> [EXERCISE TASK]
Omit the images, then output each of the records below exactly.
═════ RECORD SET ═════
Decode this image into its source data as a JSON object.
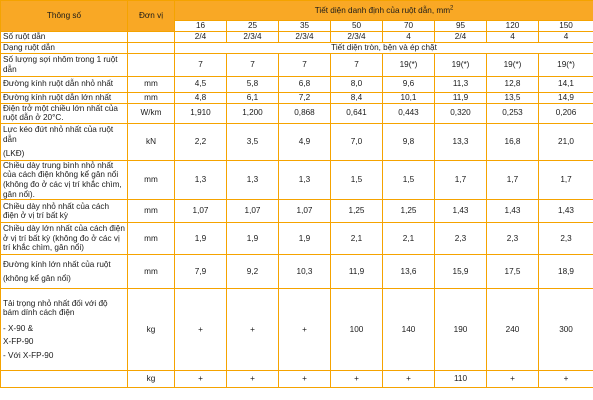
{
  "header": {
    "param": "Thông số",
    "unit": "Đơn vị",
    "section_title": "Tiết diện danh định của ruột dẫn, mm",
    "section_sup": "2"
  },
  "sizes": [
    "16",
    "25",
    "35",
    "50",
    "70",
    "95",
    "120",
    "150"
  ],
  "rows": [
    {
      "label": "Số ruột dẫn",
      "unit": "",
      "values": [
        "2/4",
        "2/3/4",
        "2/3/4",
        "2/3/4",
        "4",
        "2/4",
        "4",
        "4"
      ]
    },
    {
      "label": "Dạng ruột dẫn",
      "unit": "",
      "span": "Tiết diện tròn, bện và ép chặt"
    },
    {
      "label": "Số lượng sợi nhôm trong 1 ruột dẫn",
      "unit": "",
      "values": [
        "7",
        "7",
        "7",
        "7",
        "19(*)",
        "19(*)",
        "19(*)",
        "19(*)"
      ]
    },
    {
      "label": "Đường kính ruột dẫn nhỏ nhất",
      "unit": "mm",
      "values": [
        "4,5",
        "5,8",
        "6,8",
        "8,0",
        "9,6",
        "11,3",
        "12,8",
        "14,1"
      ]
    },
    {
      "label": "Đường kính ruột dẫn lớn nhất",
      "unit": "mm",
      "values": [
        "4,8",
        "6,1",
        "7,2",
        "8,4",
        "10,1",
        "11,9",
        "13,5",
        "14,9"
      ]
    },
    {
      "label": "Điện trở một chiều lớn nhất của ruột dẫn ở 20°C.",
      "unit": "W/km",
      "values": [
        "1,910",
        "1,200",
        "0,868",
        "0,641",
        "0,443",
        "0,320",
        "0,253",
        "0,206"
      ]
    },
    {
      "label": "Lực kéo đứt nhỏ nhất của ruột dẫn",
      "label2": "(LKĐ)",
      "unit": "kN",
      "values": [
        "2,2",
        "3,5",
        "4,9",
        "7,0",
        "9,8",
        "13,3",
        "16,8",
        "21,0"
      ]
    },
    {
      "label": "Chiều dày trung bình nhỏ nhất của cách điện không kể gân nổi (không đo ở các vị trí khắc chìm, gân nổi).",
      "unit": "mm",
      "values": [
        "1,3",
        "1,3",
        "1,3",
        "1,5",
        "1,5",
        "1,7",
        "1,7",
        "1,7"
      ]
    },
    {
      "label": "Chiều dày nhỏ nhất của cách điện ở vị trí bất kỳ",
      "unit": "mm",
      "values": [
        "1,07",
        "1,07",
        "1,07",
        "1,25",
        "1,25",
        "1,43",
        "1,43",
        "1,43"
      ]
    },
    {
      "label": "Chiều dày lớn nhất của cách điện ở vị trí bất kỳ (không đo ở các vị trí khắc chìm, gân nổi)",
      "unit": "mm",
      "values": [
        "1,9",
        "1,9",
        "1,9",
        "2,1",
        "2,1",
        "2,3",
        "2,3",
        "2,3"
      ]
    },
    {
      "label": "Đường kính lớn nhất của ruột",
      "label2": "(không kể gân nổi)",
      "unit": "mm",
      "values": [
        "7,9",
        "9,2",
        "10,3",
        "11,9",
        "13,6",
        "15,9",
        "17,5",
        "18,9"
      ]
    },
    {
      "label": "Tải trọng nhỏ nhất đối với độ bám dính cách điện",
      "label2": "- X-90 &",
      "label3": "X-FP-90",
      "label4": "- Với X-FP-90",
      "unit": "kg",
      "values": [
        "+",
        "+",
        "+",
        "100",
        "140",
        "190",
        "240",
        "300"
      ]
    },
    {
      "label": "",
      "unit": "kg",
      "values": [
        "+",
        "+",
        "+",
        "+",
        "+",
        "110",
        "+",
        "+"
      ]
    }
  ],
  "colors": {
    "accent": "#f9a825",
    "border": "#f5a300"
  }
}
═════
> [OUTPUT FOR THIS TASK]
Decode this image into its source data as a JSON object.
{
  "header": {
    "param": "Thông số",
    "unit": "Đơn vị",
    "section_title": "Tiết diện danh định của ruột dẫn, mm",
    "section_sup": "2"
  },
  "sizes": [
    "16",
    "25",
    "35",
    "50",
    "70",
    "95",
    "120",
    "150"
  ],
  "rows": [
    {
      "label": "Số ruột dẫn",
      "unit": "",
      "values": [
        "2/4",
        "2/3/4",
        "2/3/4",
        "2/3/4",
        "4",
        "2/4",
        "4",
        "4"
      ]
    },
    {
      "label": "Dạng ruột dẫn",
      "unit": "",
      "span": "Tiết diện tròn, bện và ép chặt"
    },
    {
      "label": "Số lượng sợi nhôm trong 1 ruột dẫn",
      "unit": "",
      "values": [
        "7",
        "7",
        "7",
        "7",
        "19(*)",
        "19(*)",
        "19(*)",
        "19(*)"
      ]
    },
    {
      "label": "Đường kính ruột dẫn nhỏ nhất",
      "unit": "mm",
      "values": [
        "4,5",
        "5,8",
        "6,8",
        "8,0",
        "9,6",
        "11,3",
        "12,8",
        "14,1"
      ]
    },
    {
      "label": "Đường kính ruột dẫn lớn nhất",
      "unit": "mm",
      "values": [
        "4,8",
        "6,1",
        "7,2",
        "8,4",
        "10,1",
        "11,9",
        "13,5",
        "14,9"
      ]
    },
    {
      "label": "Điện trở một chiều lớn nhất của ruột dẫn ở 20°C.",
      "unit": "W/km",
      "values": [
        "1,910",
        "1,200",
        "0,868",
        "0,641",
        "0,443",
        "0,320",
        "0,253",
        "0,206"
      ]
    },
    {
      "label": "Lực kéo đứt nhỏ nhất của ruột dẫn",
      "label2": "(LKĐ)",
      "unit": "kN",
      "values": [
        "2,2",
        "3,5",
        "4,9",
        "7,0",
        "9,8",
        "13,3",
        "16,8",
        "21,0"
      ]
    },
    {
      "label": "Chiều dày trung bình nhỏ nhất của cách điện không kể gân nổi (không đo ở các vị trí khắc chìm, gân nổi).",
      "unit": "mm",
      "values": [
        "1,3",
        "1,3",
        "1,3",
        "1,5",
        "1,5",
        "1,7",
        "1,7",
        "1,7"
      ]
    },
    {
      "label": "Chiều dày nhỏ nhất của cách điện ở vị trí bất kỳ",
      "unit": "mm",
      "values": [
        "1,07",
        "1,07",
        "1,07",
        "1,25",
        "1,25",
        "1,43",
        "1,43",
        "1,43"
      ]
    },
    {
      "label": "Chiều dày lớn nhất của cách điện ở vị trí bất kỳ (không đo ở các vị trí khắc chìm, gân nổi)",
      "unit": "mm",
      "values": [
        "1,9",
        "1,9",
        "1,9",
        "2,1",
        "2,1",
        "2,3",
        "2,3",
        "2,3"
      ]
    },
    {
      "label": "Đường kính lớn nhất của ruột",
      "label2": "(không kể gân nổi)",
      "unit": "mm",
      "values": [
        "7,9",
        "9,2",
        "10,3",
        "11,9",
        "13,6",
        "15,9",
        "17,5",
        "18,9"
      ]
    },
    {
      "label": "Tải trọng nhỏ nhất đối với độ bám dính cách điện",
      "label2": "- X-90 &",
      "label3": "X-FP-90",
      "label4": "- Với X-FP-90",
      "unit": "kg",
      "values": [
        "+",
        "+",
        "+",
        "100",
        "140",
        "190",
        "240",
        "300"
      ]
    },
    {
      "label": "",
      "unit": "kg",
      "values": [
        "+",
        "+",
        "+",
        "+",
        "+",
        "110",
        "+",
        "+"
      ]
    }
  ],
  "colors": {
    "accent": "#f9a825",
    "border": "#f5a300"
  }
}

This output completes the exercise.